## Direction
State how many lines hold the string "thiên". Give the number and nothing else.

(Dataset items)

---

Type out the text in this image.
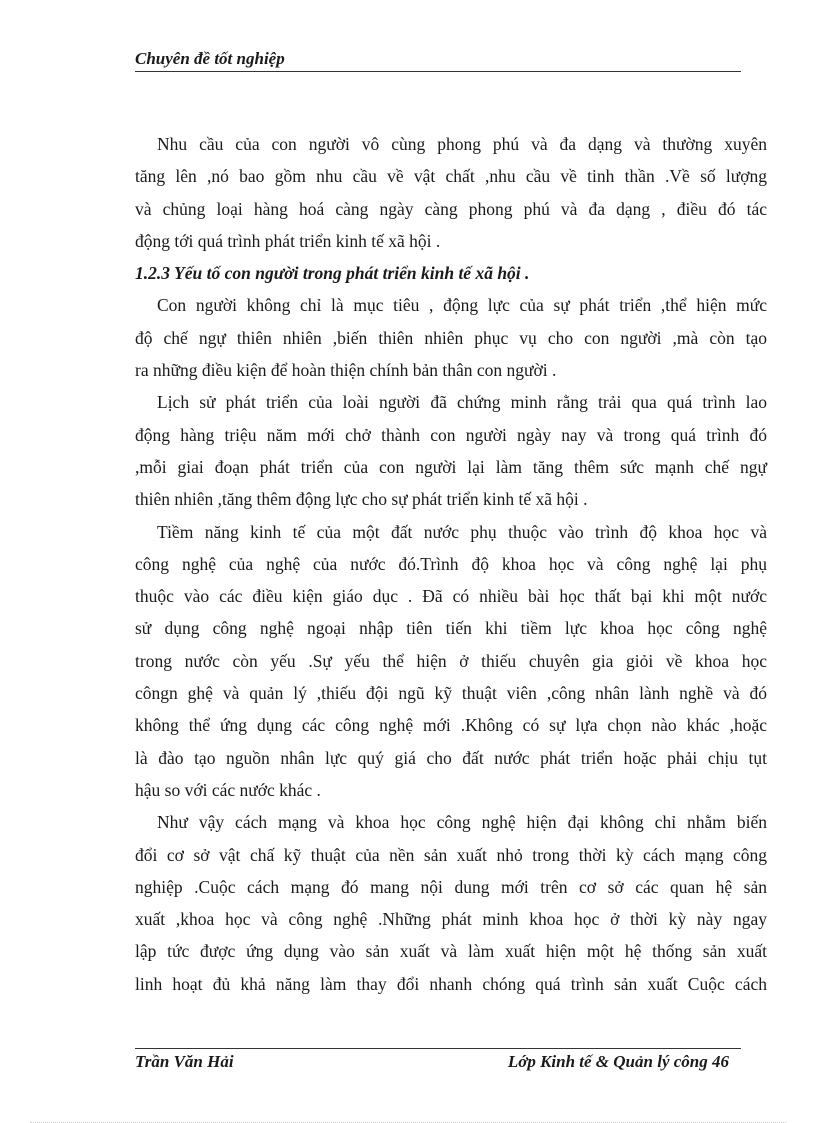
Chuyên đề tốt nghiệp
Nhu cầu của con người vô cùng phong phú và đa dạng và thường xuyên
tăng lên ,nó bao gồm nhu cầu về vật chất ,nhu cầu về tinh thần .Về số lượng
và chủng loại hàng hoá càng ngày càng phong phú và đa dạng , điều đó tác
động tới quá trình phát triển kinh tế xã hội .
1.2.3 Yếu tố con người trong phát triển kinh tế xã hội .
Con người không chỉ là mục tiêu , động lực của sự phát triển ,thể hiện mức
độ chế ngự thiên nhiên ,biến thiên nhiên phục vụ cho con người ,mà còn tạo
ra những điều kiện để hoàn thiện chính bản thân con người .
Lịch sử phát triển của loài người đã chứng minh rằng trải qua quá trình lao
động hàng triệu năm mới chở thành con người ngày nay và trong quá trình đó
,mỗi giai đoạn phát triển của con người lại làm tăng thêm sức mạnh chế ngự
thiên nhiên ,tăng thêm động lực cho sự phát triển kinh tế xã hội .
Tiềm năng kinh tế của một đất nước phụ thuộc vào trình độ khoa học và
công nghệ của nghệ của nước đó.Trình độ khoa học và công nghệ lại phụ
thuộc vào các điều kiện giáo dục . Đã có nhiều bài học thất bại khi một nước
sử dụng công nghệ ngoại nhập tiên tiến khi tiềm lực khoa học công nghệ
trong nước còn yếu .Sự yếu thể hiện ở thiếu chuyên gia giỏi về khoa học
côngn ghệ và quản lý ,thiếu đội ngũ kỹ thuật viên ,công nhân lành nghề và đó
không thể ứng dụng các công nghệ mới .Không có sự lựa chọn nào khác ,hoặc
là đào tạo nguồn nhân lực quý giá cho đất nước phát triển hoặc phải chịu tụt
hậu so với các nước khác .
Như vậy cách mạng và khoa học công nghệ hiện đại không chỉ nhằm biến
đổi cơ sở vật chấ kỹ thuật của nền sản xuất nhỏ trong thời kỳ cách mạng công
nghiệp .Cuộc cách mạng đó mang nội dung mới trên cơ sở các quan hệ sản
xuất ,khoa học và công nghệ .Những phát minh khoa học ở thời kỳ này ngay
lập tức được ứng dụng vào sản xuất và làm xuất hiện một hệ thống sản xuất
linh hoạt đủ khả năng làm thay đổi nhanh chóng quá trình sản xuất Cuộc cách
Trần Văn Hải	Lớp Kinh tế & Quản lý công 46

---

## Expected answer
2